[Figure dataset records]
◆ ◆ ◆ ◆ ◆
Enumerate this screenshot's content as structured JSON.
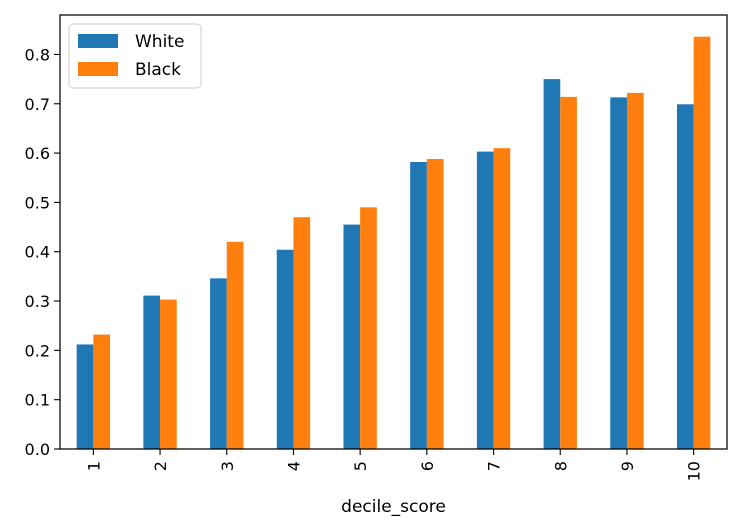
{
  "chart_data": {
    "type": "bar",
    "xlabel": "decile_score",
    "ylabel": "",
    "categories": [
      "1",
      "2",
      "3",
      "4",
      "5",
      "6",
      "7",
      "8",
      "9",
      "10"
    ],
    "series": [
      {
        "name": "White",
        "color": "#1f77b4",
        "values": [
          0.212,
          0.311,
          0.346,
          0.404,
          0.455,
          0.582,
          0.603,
          0.75,
          0.713,
          0.699
        ]
      },
      {
        "name": "Black",
        "color": "#ff7f0e",
        "values": [
          0.232,
          0.303,
          0.42,
          0.47,
          0.49,
          0.588,
          0.61,
          0.714,
          0.722,
          0.836
        ]
      }
    ],
    "ylim": [
      0,
      0.88
    ],
    "yticks": [
      "0.0",
      "0.1",
      "0.2",
      "0.3",
      "0.4",
      "0.5",
      "0.6",
      "0.7",
      "0.8"
    ],
    "grid": false,
    "legend_position": "top-left"
  }
}
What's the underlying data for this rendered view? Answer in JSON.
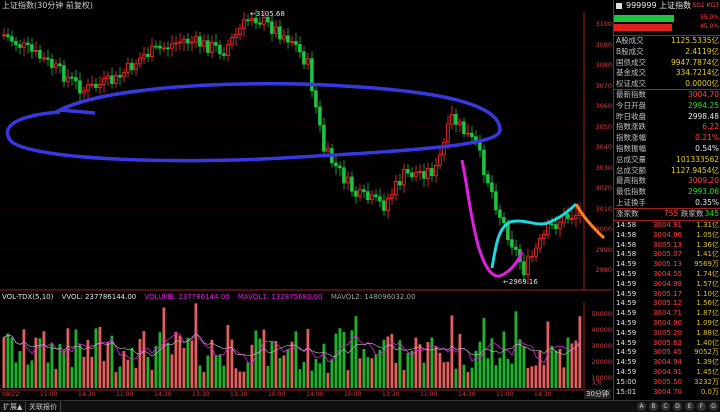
{
  "title": "上证指数(30分钟 前复权)",
  "price_annotations": {
    "high": "3105.68",
    "low": "2969.16"
  },
  "price_axis": [
    "3100",
    "3090",
    "3080",
    "3070",
    "3060",
    "3050",
    "3040",
    "3030",
    "3020",
    "3010",
    "3000",
    "2990",
    "2980"
  ],
  "vol_header": {
    "indicator": "VOL-TDX(5,10)",
    "vvol": "VVOL: 237786144.00",
    "volume": "VOLUME: 237786144.00",
    "mavol1": "MAVOL1: 132875680.00",
    "mavol2": "MAVOL2: 148096032.00"
  },
  "vol_axis": [
    "50000",
    "40000",
    "30000",
    "20000",
    "10000"
  ],
  "vol_unit": "X万",
  "time_axis": [
    "08/22",
    "11:00",
    "14:30",
    "11:00",
    "14:30",
    "13:30",
    "13:30",
    "10:00",
    "14:00",
    "10:00",
    "13:30",
    "11:00",
    "14:30",
    "11:00",
    "14:30"
  ],
  "period_tab": "30分钟",
  "bottom_tabs": [
    "扩展▲",
    "关联报价"
  ],
  "bottom_icons": [
    "A",
    "B",
    "C",
    "D",
    "E",
    "F",
    "G"
  ],
  "colors": {
    "up": "#ff3030",
    "down": "#20c040",
    "axis": "#a02020",
    "ma_blue": "#3030e0",
    "magenta": "#e020e0",
    "cyan": "#20d8e0",
    "orange": "#ff8020"
  },
  "panel": {
    "code": "999999 上证指数",
    "badge": "SG1 KG3",
    "bar_up_pct": "55.0%",
    "bar_down_pct": "45.0%",
    "stats_a": [
      {
        "label": "A股成交",
        "value": "1125.5335亿",
        "color": "yellow"
      },
      {
        "label": "B股成交",
        "value": "2.4119亿",
        "color": "yellow"
      },
      {
        "label": "国债成交",
        "value": "9947.7874亿",
        "color": "yellow"
      },
      {
        "label": "基金成交",
        "value": "334.7214亿",
        "color": "yellow"
      },
      {
        "label": "权证成交",
        "value": "0.0000亿",
        "color": "yellow"
      }
    ],
    "stats_b": [
      {
        "label": "最新指数",
        "value": "3004.70",
        "color": "red"
      },
      {
        "label": "今日开盘",
        "value": "2994.25",
        "color": "green"
      },
      {
        "label": "昨日收盘",
        "value": "2998.48",
        "color": "white"
      },
      {
        "label": "指数涨跌",
        "value": "6.22",
        "color": "red"
      },
      {
        "label": "指数涨幅",
        "value": "0.21%",
        "color": "red"
      },
      {
        "label": "指数振幅",
        "value": "0.54%",
        "color": "white"
      },
      {
        "label": "总成交量",
        "value": "101333562",
        "color": "yellow"
      },
      {
        "label": "总成交额",
        "value": "1127.9454亿",
        "color": "yellow"
      },
      {
        "label": "最高指数",
        "value": "3009.20",
        "color": "red"
      },
      {
        "label": "最低指数",
        "value": "2993.06",
        "color": "green"
      },
      {
        "label": "上证换手",
        "value": "0.35%",
        "color": "white"
      }
    ],
    "advance": {
      "up_label": "涨家数",
      "up": "755",
      "down_label": "跌家数",
      "down": "345"
    },
    "ticks": [
      {
        "t": "14:58",
        "p": "3004.91",
        "v": "1.31亿"
      },
      {
        "t": "14:58",
        "p": "3004.96",
        "v": "1.05亿"
      },
      {
        "t": "14:58",
        "p": "3005.13",
        "v": "1.36亿"
      },
      {
        "t": "14:58",
        "p": "3005.07",
        "v": "1.41亿"
      },
      {
        "t": "14:59",
        "p": "3005.13",
        "v": "9569万"
      },
      {
        "t": "14:59",
        "p": "3004.55",
        "v": "1.74亿"
      },
      {
        "t": "14:59",
        "p": "3004.99",
        "v": "1.57亿"
      },
      {
        "t": "14:59",
        "p": "3005.17",
        "v": "1.10亿"
      },
      {
        "t": "14:59",
        "p": "3005.12",
        "v": "1.56亿"
      },
      {
        "t": "14:59",
        "p": "3004.71",
        "v": "1.87亿"
      },
      {
        "t": "14:59",
        "p": "3004.90",
        "v": "1.09亿"
      },
      {
        "t": "14:59",
        "p": "3005.20",
        "v": "1.88亿"
      },
      {
        "t": "14:59",
        "p": "3005.63",
        "v": "1.40亿"
      },
      {
        "t": "14:59",
        "p": "3005.45",
        "v": "9052万"
      },
      {
        "t": "14:59",
        "p": "3004.94",
        "v": "1.39亿"
      },
      {
        "t": "14:59",
        "p": "3004.91",
        "v": "1.45亿"
      },
      {
        "t": "15:00",
        "p": "3005.50",
        "v": "3232万"
      },
      {
        "t": "15:01",
        "p": "3004.70",
        "v": "0.0万"
      }
    ]
  }
}
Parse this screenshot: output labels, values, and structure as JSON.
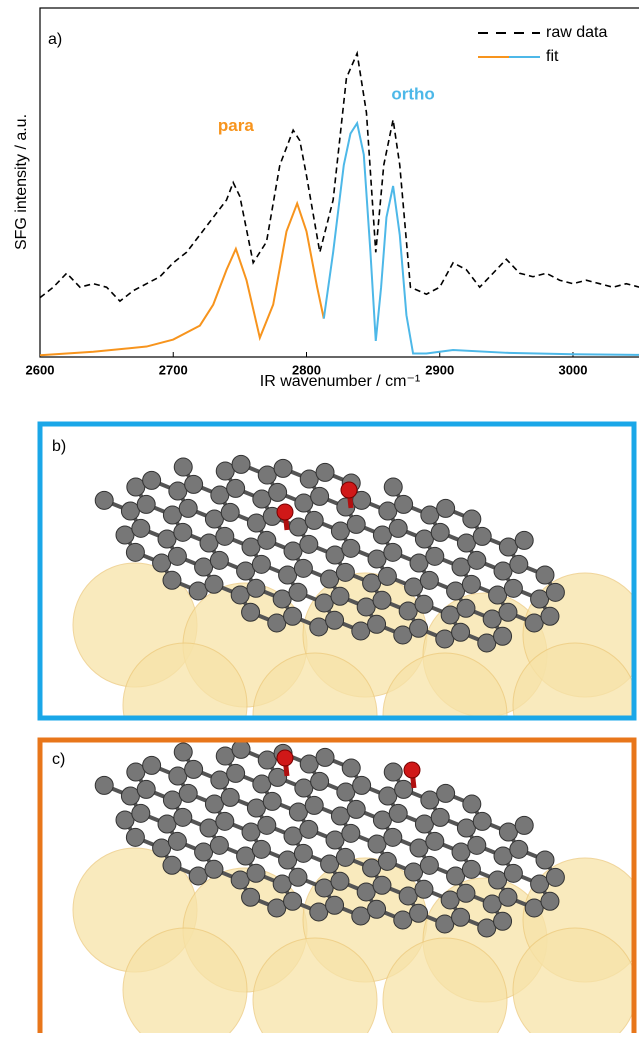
{
  "chart_data": {
    "type": "line",
    "panel_label": "a)",
    "xlabel": "IR wavenumber / cm⁻¹",
    "ylabel": "SFG intensity / a.u.",
    "xlim": [
      2600,
      3050
    ],
    "xticks": [
      2600,
      2700,
      2800,
      2900,
      3000
    ],
    "ylim": [
      0,
      1
    ],
    "legend": "upper right",
    "series": [
      {
        "name": "raw data",
        "color": "#000000",
        "dashed": true,
        "x": [
          2600,
          2610,
          2620,
          2630,
          2640,
          2650,
          2660,
          2670,
          2680,
          2690,
          2700,
          2710,
          2720,
          2730,
          2740,
          2745,
          2750,
          2760,
          2770,
          2780,
          2790,
          2795,
          2800,
          2810,
          2820,
          2830,
          2838,
          2845,
          2852,
          2858,
          2865,
          2870,
          2878,
          2890,
          2900,
          2910,
          2920,
          2930,
          2940,
          2950,
          2960,
          2970,
          2980,
          2990,
          3000,
          3010,
          3020,
          3030,
          3040,
          3050
        ],
        "values": [
          0.17,
          0.2,
          0.24,
          0.2,
          0.21,
          0.2,
          0.16,
          0.19,
          0.21,
          0.23,
          0.27,
          0.3,
          0.35,
          0.4,
          0.45,
          0.5,
          0.46,
          0.27,
          0.33,
          0.55,
          0.65,
          0.62,
          0.52,
          0.3,
          0.45,
          0.8,
          0.87,
          0.7,
          0.3,
          0.55,
          0.68,
          0.55,
          0.2,
          0.18,
          0.2,
          0.27,
          0.25,
          0.2,
          0.24,
          0.28,
          0.24,
          0.23,
          0.24,
          0.22,
          0.21,
          0.22,
          0.21,
          0.2,
          0.21,
          0.2
        ]
      },
      {
        "name": "fit",
        "segments": [
          {
            "color": "#f7941d",
            "x": [
              2600,
              2640,
              2680,
              2700,
              2720,
              2730,
              2740,
              2747,
              2755,
              2765,
              2775,
              2785,
              2793,
              2800,
              2808,
              2813
            ],
            "values": [
              0.005,
              0.015,
              0.03,
              0.05,
              0.09,
              0.15,
              0.25,
              0.31,
              0.22,
              0.055,
              0.15,
              0.36,
              0.44,
              0.36,
              0.2,
              0.11
            ]
          },
          {
            "color": "#4db8e8",
            "x": [
              2813,
              2820,
              2828,
              2833,
              2838,
              2843,
              2848,
              2852,
              2856,
              2860,
              2865,
              2870,
              2875,
              2880,
              2890,
              2910,
              2950,
              3000,
              3050
            ],
            "values": [
              0.11,
              0.3,
              0.55,
              0.64,
              0.67,
              0.58,
              0.3,
              0.046,
              0.2,
              0.4,
              0.49,
              0.35,
              0.12,
              0.01,
              0.01,
              0.02,
              0.012,
              0.008,
              0.006
            ]
          }
        ]
      }
    ],
    "annotations": [
      {
        "text": "para",
        "x": 2747,
        "y": 0.66,
        "color": "#f7941d"
      },
      {
        "text": "ortho",
        "x": 2880,
        "y": 0.75,
        "color": "#4db8e8"
      }
    ]
  },
  "panels": [
    {
      "label": "b)",
      "color": "#1aa7e8"
    },
    {
      "label": "c)",
      "color": "#e8761a"
    }
  ]
}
◆ ◆ ◆ ◆ ◆
[TASK OBJECTIVE] Write the number of lines containing the word "this" and nothing besides it.

[FULL RESPONSE] 3